**TASK BRIEF:**
Your answer should be a single number: the count of lines containing "text".

— begin DATA RECORDS —

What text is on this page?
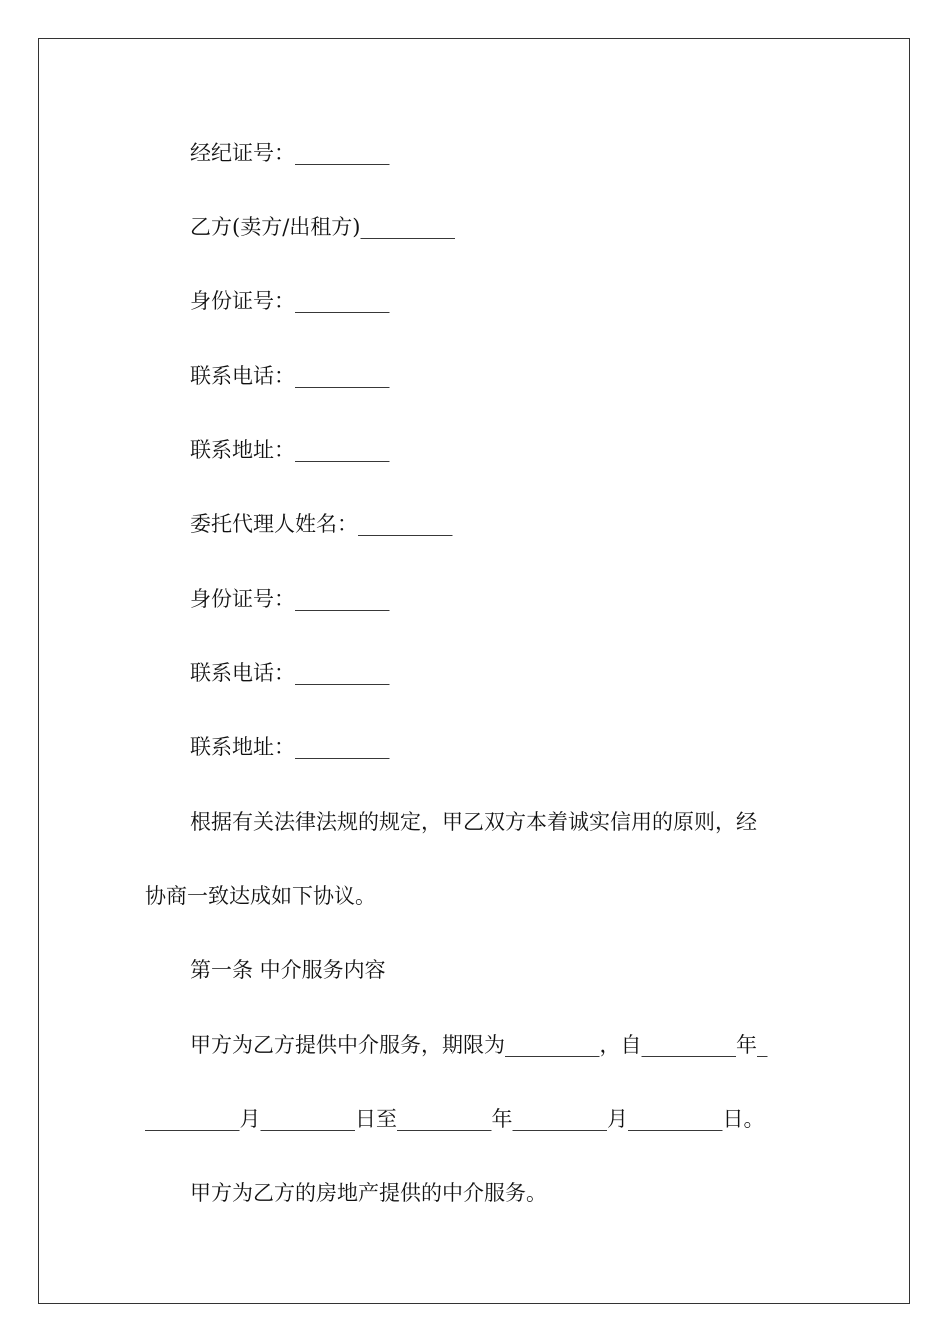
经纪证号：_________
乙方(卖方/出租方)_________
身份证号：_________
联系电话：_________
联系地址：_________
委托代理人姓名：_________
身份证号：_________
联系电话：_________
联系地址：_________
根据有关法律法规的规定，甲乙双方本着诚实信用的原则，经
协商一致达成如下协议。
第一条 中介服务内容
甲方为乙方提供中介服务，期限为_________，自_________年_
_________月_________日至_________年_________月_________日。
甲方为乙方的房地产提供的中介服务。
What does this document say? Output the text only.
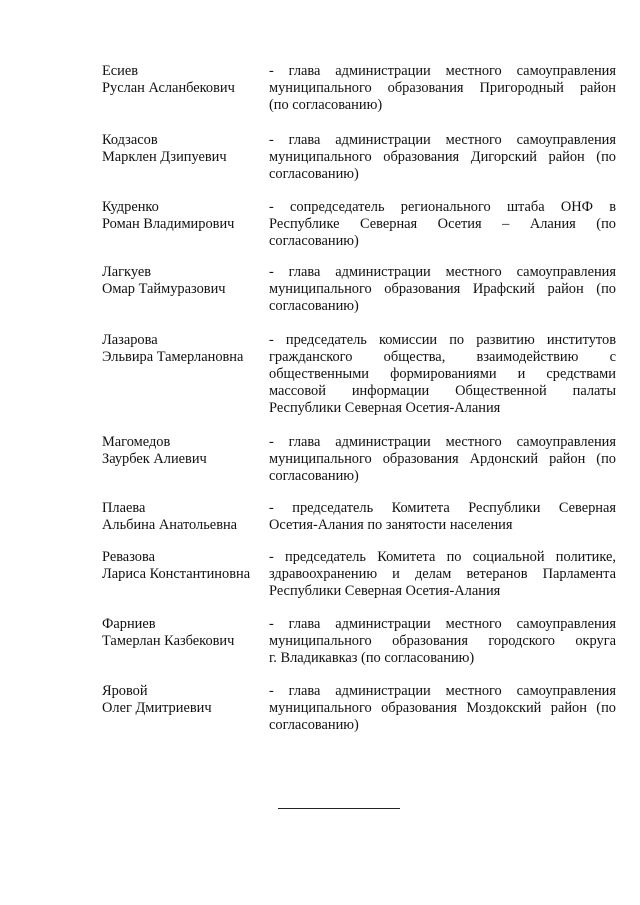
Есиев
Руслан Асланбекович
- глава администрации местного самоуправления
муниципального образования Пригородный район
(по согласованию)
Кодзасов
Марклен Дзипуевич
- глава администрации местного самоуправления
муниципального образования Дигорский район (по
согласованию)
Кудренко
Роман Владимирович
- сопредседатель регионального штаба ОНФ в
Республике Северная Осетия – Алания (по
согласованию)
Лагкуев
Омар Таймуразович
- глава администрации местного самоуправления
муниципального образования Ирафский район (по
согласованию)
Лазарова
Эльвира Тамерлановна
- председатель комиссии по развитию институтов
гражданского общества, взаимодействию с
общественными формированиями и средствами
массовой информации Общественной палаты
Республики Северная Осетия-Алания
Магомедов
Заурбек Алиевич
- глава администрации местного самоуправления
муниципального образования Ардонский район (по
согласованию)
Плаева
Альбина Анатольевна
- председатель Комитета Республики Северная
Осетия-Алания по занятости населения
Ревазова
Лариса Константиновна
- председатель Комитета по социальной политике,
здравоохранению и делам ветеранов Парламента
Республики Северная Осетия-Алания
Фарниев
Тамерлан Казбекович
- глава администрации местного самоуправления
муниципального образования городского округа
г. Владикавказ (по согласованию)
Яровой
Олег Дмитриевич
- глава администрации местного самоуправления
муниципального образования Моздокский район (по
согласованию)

— end DATA RECORDS —
— begin DATA RECORDS —

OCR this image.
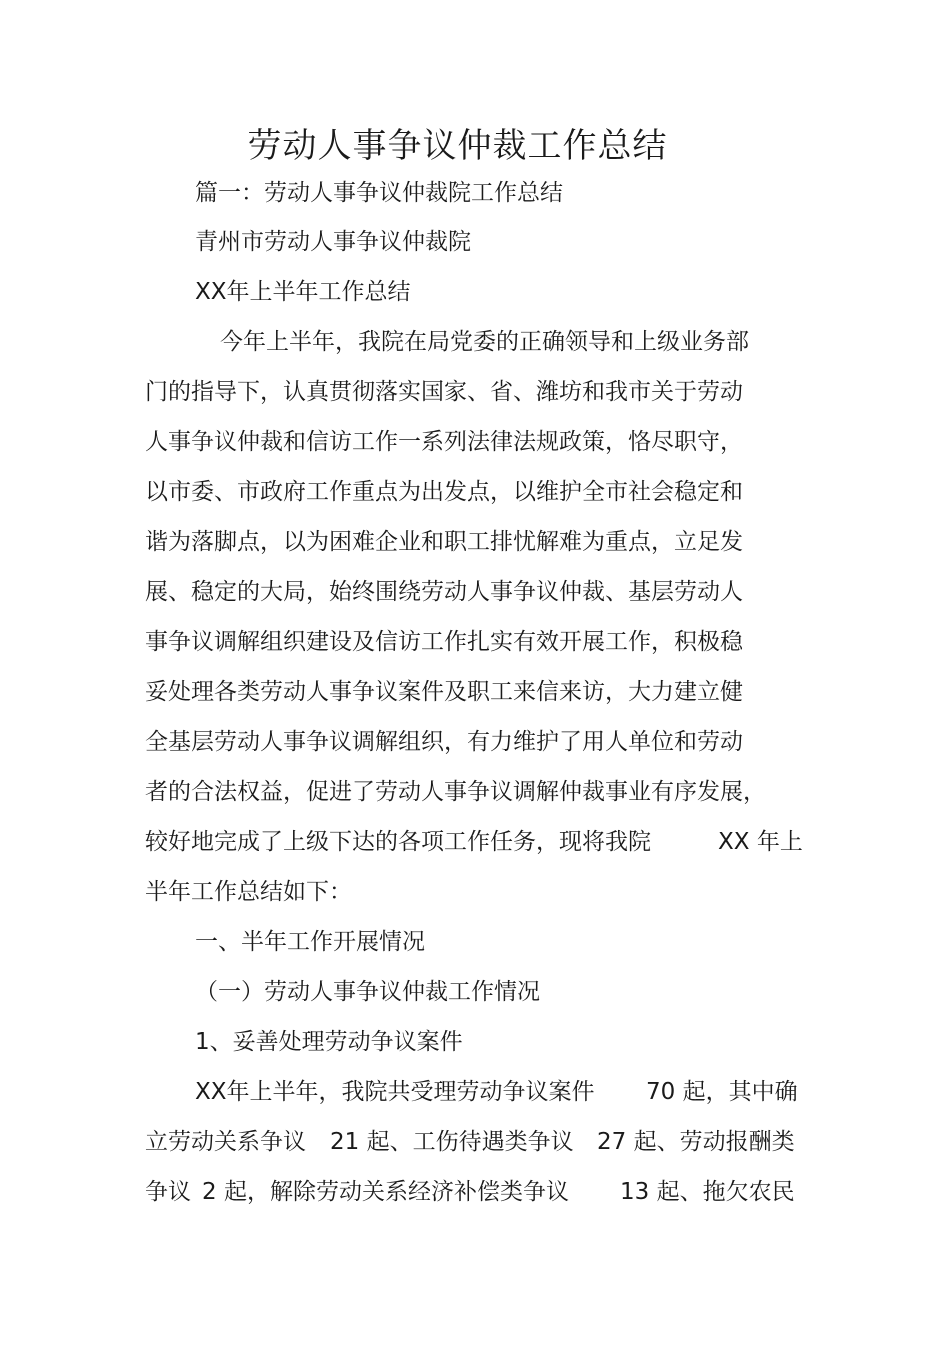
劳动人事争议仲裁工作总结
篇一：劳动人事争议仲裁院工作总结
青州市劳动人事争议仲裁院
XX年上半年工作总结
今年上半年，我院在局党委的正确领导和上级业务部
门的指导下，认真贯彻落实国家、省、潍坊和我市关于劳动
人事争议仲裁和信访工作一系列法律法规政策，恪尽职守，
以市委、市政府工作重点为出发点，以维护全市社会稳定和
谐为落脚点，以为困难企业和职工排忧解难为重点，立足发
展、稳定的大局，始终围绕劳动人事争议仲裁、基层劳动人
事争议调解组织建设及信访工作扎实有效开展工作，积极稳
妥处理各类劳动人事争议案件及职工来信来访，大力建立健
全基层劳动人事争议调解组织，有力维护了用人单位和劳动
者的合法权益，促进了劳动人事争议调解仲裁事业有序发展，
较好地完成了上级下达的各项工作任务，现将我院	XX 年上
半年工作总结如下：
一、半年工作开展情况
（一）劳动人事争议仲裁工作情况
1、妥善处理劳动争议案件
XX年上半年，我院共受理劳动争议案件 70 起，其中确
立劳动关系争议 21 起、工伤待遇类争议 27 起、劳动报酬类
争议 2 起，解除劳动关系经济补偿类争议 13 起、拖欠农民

— end DATA RECORDS —

**TASK ANSWER:**
2